§ **Problem statement**
Below are records. Copy every line with "name" in it.

************

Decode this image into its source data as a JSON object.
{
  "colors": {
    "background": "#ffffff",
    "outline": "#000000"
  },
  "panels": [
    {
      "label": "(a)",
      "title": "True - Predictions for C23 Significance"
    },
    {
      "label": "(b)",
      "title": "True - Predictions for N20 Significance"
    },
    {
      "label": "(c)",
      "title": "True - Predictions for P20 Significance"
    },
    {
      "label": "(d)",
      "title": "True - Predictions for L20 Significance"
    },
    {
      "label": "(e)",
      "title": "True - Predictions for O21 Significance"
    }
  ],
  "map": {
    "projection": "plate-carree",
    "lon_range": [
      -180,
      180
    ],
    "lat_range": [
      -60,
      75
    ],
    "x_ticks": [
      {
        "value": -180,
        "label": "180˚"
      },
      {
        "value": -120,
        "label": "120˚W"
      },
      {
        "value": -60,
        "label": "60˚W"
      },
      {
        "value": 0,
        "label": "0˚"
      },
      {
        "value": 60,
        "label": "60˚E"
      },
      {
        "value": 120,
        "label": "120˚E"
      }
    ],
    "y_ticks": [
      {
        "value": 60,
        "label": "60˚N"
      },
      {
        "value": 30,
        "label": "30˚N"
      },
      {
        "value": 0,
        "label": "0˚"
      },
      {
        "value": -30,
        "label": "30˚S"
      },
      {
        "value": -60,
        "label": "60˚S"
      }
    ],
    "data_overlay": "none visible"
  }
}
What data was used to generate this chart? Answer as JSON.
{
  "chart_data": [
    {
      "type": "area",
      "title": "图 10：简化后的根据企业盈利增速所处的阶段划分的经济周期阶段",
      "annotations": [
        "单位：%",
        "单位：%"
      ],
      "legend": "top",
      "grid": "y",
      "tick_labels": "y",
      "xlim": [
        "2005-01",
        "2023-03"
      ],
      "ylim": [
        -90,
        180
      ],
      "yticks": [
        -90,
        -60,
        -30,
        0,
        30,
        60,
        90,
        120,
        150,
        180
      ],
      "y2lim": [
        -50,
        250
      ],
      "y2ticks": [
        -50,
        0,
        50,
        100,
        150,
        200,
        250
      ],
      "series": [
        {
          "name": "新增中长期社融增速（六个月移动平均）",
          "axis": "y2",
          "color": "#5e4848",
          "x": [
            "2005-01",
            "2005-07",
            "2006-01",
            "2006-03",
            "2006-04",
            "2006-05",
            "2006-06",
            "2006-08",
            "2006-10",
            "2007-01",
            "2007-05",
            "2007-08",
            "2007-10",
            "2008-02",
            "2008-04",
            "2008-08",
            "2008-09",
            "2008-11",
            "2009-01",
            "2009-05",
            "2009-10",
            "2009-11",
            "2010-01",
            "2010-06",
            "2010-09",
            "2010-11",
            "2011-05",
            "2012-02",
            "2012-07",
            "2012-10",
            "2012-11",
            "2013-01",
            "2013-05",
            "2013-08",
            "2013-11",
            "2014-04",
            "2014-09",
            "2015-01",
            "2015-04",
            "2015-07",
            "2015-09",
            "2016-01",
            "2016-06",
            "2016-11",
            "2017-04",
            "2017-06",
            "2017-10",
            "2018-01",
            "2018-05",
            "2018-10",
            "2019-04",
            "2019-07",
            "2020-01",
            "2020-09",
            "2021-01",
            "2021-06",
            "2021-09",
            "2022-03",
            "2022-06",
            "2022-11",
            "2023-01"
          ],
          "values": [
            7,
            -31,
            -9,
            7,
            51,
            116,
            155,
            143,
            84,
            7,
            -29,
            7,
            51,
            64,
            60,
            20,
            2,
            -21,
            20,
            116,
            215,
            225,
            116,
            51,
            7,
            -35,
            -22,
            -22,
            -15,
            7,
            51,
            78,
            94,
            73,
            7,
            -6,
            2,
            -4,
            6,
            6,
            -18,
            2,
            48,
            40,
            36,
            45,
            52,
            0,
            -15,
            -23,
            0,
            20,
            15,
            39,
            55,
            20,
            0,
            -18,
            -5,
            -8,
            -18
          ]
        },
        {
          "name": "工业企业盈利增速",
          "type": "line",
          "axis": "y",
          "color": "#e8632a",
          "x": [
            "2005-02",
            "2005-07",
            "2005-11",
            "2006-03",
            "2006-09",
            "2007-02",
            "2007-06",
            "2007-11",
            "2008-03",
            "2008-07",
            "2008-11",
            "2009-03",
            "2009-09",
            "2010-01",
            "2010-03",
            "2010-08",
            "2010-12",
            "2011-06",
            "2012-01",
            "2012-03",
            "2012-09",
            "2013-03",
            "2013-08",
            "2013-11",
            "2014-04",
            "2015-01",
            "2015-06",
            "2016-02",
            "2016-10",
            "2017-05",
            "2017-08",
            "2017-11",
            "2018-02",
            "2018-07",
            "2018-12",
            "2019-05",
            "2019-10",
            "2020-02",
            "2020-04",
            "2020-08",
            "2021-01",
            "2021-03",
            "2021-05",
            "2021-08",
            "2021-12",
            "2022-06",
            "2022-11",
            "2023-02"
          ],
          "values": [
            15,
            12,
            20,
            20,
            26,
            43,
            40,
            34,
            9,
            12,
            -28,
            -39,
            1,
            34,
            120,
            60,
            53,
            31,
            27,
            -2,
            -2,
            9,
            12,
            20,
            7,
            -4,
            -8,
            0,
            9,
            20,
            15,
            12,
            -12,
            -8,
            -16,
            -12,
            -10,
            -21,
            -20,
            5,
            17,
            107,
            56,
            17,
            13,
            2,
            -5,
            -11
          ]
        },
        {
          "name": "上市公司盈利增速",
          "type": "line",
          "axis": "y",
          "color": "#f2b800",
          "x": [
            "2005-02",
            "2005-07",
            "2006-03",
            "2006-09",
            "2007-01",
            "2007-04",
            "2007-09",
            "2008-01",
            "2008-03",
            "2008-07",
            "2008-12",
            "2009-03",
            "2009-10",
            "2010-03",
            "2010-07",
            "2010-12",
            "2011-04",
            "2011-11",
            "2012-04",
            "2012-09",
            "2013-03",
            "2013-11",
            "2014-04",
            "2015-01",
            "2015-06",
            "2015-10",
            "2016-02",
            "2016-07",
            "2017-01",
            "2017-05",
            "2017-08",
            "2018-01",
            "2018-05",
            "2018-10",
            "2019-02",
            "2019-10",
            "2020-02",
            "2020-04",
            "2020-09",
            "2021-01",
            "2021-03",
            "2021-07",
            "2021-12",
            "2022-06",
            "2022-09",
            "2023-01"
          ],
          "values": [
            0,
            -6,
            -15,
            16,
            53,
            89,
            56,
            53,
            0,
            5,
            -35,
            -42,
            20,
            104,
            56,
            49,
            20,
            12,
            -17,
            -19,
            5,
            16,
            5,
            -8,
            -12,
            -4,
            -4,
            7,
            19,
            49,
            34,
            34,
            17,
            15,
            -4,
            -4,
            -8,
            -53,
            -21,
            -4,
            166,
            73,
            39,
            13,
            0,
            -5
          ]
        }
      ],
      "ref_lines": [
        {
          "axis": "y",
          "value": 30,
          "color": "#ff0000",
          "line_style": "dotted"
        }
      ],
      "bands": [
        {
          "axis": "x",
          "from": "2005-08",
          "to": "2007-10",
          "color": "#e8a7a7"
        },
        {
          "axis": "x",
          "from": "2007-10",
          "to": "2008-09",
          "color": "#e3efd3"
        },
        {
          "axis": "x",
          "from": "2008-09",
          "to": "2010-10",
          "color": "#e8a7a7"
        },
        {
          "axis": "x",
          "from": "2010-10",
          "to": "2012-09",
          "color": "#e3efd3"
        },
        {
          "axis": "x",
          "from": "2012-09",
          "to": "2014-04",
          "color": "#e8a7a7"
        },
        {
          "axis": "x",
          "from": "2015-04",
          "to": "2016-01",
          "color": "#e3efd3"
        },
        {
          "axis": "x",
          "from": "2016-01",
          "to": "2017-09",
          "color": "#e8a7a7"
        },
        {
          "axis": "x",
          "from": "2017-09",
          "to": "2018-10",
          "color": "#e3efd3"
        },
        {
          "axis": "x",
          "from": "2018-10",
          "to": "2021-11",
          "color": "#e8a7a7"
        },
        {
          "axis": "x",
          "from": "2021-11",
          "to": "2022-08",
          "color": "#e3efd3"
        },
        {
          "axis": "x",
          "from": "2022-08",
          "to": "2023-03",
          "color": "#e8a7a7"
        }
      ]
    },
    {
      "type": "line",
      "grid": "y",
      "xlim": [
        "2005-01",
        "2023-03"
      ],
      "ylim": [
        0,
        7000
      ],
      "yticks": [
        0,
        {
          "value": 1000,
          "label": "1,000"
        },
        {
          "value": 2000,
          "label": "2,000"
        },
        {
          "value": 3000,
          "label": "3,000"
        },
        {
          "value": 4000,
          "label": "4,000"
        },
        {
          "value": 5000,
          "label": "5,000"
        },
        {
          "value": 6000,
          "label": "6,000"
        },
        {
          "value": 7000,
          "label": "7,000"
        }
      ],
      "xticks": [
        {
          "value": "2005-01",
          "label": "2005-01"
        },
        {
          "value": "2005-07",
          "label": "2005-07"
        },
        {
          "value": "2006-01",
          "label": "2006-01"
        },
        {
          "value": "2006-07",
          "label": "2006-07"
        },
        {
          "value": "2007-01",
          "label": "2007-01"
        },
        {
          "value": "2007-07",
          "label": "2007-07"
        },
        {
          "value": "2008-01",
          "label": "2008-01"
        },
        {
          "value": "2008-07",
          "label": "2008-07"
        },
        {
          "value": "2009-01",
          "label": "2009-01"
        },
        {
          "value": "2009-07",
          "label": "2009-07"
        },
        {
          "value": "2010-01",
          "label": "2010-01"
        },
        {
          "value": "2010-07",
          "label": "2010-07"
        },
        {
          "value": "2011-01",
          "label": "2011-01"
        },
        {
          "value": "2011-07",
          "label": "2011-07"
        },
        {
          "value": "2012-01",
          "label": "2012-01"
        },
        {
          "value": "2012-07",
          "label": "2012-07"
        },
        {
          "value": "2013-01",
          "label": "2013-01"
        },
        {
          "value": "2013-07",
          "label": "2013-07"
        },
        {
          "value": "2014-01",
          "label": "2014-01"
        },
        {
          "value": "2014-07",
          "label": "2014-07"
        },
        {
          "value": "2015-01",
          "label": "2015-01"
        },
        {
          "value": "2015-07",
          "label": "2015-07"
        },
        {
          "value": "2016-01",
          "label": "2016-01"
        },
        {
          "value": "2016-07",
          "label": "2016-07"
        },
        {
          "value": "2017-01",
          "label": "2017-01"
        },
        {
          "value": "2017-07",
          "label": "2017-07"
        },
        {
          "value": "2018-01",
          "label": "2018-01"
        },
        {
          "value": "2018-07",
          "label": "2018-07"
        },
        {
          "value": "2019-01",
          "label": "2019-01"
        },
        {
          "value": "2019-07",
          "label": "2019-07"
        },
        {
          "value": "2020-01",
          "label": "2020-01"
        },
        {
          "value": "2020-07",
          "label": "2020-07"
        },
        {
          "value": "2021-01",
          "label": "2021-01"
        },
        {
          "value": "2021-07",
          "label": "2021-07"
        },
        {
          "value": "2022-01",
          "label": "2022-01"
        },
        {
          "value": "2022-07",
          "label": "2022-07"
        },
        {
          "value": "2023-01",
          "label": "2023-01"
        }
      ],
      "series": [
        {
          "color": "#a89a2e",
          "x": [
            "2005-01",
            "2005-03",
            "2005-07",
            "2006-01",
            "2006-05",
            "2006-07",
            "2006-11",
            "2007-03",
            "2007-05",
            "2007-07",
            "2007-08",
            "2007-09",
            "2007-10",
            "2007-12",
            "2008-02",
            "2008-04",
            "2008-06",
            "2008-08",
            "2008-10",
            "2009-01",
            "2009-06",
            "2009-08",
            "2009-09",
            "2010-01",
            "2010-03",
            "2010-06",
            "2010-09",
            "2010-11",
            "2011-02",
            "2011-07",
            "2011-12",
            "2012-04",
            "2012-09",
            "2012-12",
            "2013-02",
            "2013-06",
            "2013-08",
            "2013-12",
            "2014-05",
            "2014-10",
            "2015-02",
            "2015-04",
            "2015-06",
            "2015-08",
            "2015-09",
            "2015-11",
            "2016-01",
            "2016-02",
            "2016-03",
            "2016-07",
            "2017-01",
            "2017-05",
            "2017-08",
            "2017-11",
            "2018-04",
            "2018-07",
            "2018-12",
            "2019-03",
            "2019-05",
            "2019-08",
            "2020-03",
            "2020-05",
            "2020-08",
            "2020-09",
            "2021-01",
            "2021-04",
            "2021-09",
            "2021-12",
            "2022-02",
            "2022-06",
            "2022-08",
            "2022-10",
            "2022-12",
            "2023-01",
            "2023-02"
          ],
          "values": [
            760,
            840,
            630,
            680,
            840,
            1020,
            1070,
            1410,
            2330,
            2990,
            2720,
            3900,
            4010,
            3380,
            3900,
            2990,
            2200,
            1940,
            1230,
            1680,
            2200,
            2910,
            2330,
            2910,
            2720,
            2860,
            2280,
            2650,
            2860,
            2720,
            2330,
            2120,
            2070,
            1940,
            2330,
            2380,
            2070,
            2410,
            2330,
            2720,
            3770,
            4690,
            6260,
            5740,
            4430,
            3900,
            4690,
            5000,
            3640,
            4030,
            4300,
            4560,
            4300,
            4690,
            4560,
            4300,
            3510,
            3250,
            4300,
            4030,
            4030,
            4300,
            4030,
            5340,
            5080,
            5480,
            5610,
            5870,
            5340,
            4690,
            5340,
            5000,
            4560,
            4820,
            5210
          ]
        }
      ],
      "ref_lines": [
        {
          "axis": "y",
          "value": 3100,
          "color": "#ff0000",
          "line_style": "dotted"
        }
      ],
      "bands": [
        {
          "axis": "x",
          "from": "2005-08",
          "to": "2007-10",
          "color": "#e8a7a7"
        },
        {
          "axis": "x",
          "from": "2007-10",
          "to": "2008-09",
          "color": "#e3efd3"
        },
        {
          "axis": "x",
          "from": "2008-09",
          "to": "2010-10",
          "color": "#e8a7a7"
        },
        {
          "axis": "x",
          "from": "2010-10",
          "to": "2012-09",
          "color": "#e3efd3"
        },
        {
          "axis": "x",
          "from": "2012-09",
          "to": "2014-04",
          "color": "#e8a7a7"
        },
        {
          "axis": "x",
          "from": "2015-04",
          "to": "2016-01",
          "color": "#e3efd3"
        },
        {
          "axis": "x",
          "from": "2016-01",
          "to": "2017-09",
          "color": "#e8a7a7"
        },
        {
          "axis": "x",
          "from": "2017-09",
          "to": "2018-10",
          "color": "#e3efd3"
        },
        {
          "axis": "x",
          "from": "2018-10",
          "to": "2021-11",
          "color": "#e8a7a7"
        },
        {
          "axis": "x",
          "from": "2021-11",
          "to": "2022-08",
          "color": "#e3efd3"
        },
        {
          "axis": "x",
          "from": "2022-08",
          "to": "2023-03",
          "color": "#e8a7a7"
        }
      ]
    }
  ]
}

************

§ **Expected answer**
          "name": "新增中长期社融增速（六个月移动平均）",
          "name": "工业企业盈利增速",
          "name": "上市公司盈利增速",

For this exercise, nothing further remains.